▶ AIM OF THE EXERCISE:
Write out all of the records precisely. Skip anything that is a picture.
>> Start DATA TO PROCESS
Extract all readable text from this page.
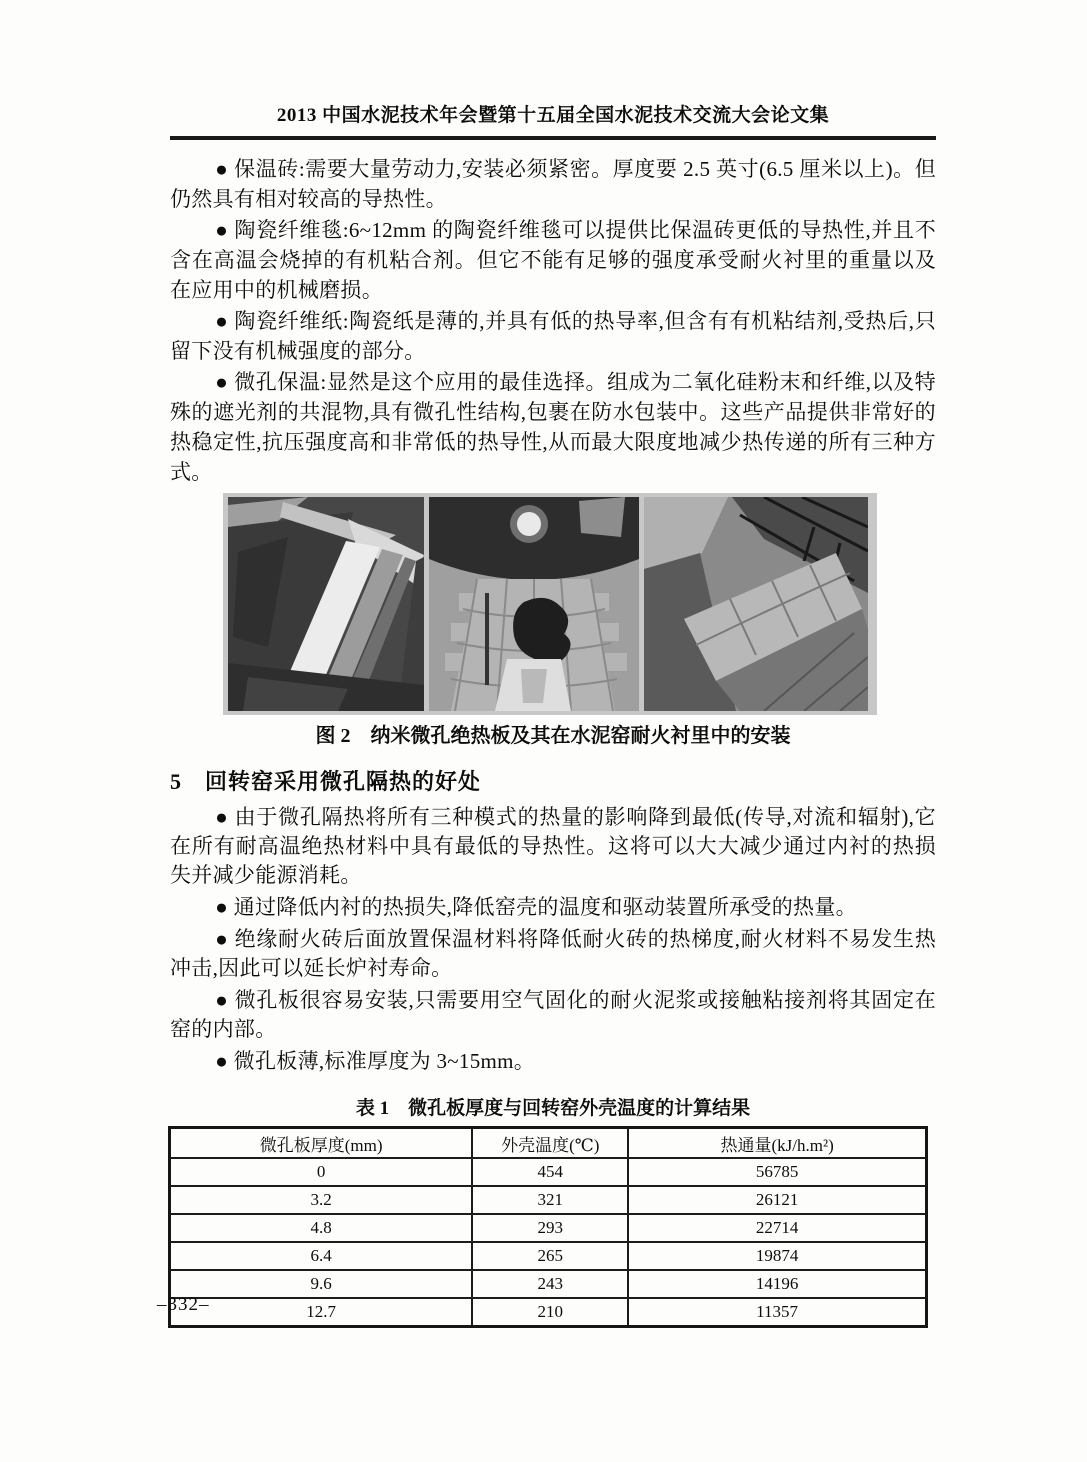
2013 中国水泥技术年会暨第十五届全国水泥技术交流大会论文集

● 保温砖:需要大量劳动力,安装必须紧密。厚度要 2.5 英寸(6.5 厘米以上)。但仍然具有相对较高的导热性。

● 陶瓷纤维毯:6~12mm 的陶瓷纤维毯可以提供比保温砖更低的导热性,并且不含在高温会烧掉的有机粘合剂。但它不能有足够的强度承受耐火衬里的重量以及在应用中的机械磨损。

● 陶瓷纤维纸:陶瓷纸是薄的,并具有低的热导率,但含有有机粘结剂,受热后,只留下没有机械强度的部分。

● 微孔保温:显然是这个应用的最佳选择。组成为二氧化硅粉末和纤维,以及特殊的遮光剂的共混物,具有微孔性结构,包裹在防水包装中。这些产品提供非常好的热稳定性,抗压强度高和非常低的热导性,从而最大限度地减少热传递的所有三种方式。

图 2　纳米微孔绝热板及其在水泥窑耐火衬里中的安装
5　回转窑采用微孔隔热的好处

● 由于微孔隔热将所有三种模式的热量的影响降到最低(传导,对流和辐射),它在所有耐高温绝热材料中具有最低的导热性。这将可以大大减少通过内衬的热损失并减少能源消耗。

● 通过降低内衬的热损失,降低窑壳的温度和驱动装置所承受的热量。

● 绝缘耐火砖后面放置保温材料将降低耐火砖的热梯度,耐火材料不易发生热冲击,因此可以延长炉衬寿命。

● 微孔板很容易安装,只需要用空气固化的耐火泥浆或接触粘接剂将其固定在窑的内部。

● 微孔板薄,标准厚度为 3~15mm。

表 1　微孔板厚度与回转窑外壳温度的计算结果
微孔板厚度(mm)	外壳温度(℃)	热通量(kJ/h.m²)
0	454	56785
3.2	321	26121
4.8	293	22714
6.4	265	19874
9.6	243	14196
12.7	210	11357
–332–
>> End DATA TO PROCESS
▶ WRITTEN SOLUTION:
Extract all readable text from this page.
2013 中国水泥技术年会暨第十五届全国水泥技术交流大会论文集

● 保温砖:需要大量劳动力,安装必须紧密。厚度要 2.5 英寸(6.5 厘米以上)。但仍然具有相对较高的导热性。

● 陶瓷纤维毯:6~12mm 的陶瓷纤维毯可以提供比保温砖更低的导热性,并且不含在高温会烧掉的有机粘合剂。但它不能有足够的强度承受耐火衬里的重量以及在应用中的机械磨损。

● 陶瓷纤维纸:陶瓷纸是薄的,并具有低的热导率,但含有有机粘结剂,受热后,只留下没有机械强度的部分。

● 微孔保温:显然是这个应用的最佳选择。组成为二氧化硅粉末和纤维,以及特殊的遮光剂的共混物,具有微孔性结构,包裹在防水包装中。这些产品提供非常好的热稳定性,抗压强度高和非常低的热导性,从而最大限度地减少热传递的所有三种方式。

图 2　纳米微孔绝热板及其在水泥窑耐火衬里中的安装
5　回转窑采用微孔隔热的好处

● 由于微孔隔热将所有三种模式的热量的影响降到最低(传导,对流和辐射),它在所有耐高温绝热材料中具有最低的导热性。这将可以大大减少通过内衬的热损失并减少能源消耗。

● 通过降低内衬的热损失,降低窑壳的温度和驱动装置所承受的热量。

● 绝缘耐火砖后面放置保温材料将降低耐火砖的热梯度,耐火材料不易发生热冲击,因此可以延长炉衬寿命。

● 微孔板很容易安装,只需要用空气固化的耐火泥浆或接触粘接剂将其固定在窑的内部。

● 微孔板薄,标准厚度为 3~15mm。

表 1　微孔板厚度与回转窑外壳温度的计算结果
微孔板厚度(mm)	外壳温度(℃)	热通量(kJ/h.m²)
0	454	56785
3.2	321	26121
4.8	293	22714
6.4	265	19874
9.6	243	14196
12.7	210	11357
–332–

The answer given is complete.